## Start EXCERPTED DATA

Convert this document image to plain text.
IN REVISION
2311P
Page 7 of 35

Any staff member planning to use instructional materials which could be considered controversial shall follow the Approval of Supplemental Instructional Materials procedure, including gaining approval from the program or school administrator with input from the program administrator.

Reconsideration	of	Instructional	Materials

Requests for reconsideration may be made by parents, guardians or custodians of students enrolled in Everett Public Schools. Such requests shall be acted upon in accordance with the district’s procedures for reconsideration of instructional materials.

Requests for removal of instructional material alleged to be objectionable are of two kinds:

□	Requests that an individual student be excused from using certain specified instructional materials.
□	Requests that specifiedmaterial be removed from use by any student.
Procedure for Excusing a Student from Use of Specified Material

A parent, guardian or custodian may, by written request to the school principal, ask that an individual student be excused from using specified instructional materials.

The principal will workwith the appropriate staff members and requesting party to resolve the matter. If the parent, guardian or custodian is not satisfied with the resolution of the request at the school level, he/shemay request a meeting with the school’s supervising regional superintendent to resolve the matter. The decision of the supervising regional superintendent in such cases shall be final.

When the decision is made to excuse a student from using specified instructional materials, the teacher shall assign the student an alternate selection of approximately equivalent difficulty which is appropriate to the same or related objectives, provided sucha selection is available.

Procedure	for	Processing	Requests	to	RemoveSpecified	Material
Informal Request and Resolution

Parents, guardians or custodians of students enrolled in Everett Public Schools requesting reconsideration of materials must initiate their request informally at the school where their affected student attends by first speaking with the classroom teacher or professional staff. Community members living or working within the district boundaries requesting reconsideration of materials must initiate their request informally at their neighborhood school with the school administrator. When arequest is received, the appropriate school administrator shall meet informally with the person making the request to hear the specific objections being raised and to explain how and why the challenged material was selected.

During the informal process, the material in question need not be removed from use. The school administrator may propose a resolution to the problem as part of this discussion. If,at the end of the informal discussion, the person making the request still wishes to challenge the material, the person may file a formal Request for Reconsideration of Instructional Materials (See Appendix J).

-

## End EXCERPTED DATA

• **EXERCISE DETAILS**
In the records, locate each line holding the string "requesting" and copy it.

• **TASK SOLUTION**
The principal will workwith the appropriate staff members and requesting party to resolve the matter. If the parent, guardian or custodian is not satisfied with the resolution of the request at the school level, he/shemay request a meeting with the school’s supervising regional superintendent to resolve the matter. The decision of the supervising regional superintendent in such cases shall be final.
Parents, guardians or custodians of students enrolled in Everett Public Schools requesting reconsideration of materials must initiate their request informally at the school where their affected student attends by first speaking with the classroom teacher or professional staff. Community members living or working within the district boundaries requesting reconsideration of materials must initiate their request informally at their neighborhood school with the school administrator. When arequest is received, the appropriate school administrator shall meet informally with the person making the request to hear the specific objections being raised and to explain how and why the challenged material was selected.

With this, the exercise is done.